> **Given instruction**
Reproduce each line of the material precisely.

[start Supplied material]

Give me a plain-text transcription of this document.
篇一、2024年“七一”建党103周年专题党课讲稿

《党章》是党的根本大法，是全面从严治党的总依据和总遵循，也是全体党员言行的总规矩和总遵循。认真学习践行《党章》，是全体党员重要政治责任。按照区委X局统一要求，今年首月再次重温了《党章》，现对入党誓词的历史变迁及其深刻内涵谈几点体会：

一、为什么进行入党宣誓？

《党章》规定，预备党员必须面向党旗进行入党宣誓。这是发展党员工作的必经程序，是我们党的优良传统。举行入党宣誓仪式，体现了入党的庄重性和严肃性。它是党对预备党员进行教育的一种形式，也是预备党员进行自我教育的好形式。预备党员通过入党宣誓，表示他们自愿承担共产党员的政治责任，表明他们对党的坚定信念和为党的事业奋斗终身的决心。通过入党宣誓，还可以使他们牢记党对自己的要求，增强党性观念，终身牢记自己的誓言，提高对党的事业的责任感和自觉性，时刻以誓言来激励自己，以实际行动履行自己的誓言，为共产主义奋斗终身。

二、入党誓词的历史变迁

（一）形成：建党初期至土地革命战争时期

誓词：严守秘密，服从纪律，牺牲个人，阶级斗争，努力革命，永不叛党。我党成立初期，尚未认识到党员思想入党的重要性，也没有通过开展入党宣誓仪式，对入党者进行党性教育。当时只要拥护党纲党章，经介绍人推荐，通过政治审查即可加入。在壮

[end Supplied material]

> **Written solution**
Give me a plain-text transcription of this document.
篇一、2024年“七一”建党103周年专题党课讲稿

《党章》是党的根本大法，是全面从严治党的总依据和总遵循，也是全体党员言行的总规矩和总遵循。认真学习践行《党章》，是全体党员重要政治责任。按照区委X局统一要求，今年首月再次重温了《党章》，现对入党誓词的历史变迁及其深刻内涵谈几点体会：

一、为什么进行入党宣誓？

《党章》规定，预备党员必须面向党旗进行入党宣誓。这是发展党员工作的必经程序，是我们党的优良传统。举行入党宣誓仪式，体现了入党的庄重性和严肃性。它是党对预备党员进行教育的一种形式，也是预备党员进行自我教育的好形式。预备党员通过入党宣誓，表示他们自愿承担共产党员的政治责任，表明他们对党的坚定信念和为党的事业奋斗终身的决心。通过入党宣誓，还可以使他们牢记党对自己的要求，增强党性观念，终身牢记自己的誓言，提高对党的事业的责任感和自觉性，时刻以誓言来激励自己，以实际行动履行自己的誓言，为共产主义奋斗终身。

二、入党誓词的历史变迁

（一）形成：建党初期至土地革命战争时期

誓词：严守秘密，服从纪律，牺牲个人，阶级斗争，努力革命，永不叛党。我党成立初期，尚未认识到党员思想入党的重要性，也没有通过开展入党宣誓仪式，对入党者进行党性教育。当时只要拥护党纲党章，经介绍人推荐，通过政治审查即可加入。在壮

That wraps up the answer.